-- DATA FOR PROCESSING --
┄┄┄┄┄┄┄┄┄┄┄┄┄┄┄┄┄┄┄┄

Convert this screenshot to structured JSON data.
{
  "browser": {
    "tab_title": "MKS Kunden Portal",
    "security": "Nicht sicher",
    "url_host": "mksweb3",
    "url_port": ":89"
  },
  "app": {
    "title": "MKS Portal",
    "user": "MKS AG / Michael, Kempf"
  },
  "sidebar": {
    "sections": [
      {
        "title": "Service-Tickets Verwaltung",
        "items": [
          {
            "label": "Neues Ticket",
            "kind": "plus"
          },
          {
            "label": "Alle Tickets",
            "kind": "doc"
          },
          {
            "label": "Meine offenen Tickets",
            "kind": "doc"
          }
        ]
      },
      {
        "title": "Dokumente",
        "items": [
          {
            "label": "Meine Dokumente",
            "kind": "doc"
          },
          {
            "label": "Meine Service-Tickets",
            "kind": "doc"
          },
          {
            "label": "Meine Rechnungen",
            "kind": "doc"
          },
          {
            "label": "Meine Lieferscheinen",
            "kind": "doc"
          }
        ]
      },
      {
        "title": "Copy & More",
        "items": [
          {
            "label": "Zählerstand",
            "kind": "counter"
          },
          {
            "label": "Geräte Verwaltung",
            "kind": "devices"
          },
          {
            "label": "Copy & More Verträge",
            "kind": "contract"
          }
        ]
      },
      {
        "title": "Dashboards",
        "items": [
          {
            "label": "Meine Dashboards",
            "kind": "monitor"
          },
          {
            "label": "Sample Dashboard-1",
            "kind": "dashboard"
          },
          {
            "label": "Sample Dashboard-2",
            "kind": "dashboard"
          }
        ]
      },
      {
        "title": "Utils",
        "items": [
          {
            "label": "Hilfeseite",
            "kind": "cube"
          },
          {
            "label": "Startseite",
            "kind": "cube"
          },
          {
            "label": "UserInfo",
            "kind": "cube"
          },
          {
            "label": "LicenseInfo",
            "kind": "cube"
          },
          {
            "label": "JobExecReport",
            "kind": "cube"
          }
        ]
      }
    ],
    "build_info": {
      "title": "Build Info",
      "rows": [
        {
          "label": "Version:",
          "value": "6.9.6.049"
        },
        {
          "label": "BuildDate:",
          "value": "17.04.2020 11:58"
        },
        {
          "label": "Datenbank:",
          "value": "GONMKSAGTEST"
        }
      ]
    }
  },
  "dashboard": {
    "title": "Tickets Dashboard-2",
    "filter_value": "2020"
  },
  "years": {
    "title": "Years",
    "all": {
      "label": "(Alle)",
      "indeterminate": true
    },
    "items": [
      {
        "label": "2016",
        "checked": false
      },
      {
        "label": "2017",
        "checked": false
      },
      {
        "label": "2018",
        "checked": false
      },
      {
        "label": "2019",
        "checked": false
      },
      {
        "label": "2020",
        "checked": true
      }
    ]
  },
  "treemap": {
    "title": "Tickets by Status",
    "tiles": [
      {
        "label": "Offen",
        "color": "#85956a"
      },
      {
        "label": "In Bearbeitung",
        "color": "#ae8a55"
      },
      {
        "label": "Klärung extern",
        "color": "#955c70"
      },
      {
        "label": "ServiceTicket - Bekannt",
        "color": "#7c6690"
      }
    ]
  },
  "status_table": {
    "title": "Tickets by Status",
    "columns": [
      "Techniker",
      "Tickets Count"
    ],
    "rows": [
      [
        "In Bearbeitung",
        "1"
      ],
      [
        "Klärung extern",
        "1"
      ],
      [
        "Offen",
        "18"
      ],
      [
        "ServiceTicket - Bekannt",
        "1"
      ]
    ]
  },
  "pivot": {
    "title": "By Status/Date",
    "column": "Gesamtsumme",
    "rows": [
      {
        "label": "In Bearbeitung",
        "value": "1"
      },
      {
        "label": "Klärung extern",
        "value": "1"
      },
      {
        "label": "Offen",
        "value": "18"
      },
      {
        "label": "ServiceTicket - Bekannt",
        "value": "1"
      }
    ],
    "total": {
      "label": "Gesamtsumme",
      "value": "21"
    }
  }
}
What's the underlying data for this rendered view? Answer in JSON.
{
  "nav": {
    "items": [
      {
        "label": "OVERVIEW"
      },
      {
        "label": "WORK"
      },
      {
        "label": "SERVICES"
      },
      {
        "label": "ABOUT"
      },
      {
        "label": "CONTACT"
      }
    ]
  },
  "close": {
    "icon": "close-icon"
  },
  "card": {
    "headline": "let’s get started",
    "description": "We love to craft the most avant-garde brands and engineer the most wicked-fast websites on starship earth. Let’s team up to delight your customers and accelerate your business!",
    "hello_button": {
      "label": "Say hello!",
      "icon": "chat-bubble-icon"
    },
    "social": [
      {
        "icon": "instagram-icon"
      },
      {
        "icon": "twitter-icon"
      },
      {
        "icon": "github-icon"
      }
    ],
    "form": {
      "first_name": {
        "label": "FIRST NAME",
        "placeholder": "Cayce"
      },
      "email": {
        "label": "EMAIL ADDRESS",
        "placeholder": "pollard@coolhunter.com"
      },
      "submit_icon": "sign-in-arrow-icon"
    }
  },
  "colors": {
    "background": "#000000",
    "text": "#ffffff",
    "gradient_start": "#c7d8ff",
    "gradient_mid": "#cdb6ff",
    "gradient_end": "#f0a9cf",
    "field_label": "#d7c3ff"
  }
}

┄┄┄┄┄┄┄┄┄┄┄┄┄┄┄┄┄┄┄┄

-- INSTRUCTIONS TO FOLLOW --
Find the lines with the string "this" and reproduce them.

-- WORKED SOLUTION --
Convert this screenshot to structured JSON data.
What's the underlying data for this rendered view? Answer in JSON.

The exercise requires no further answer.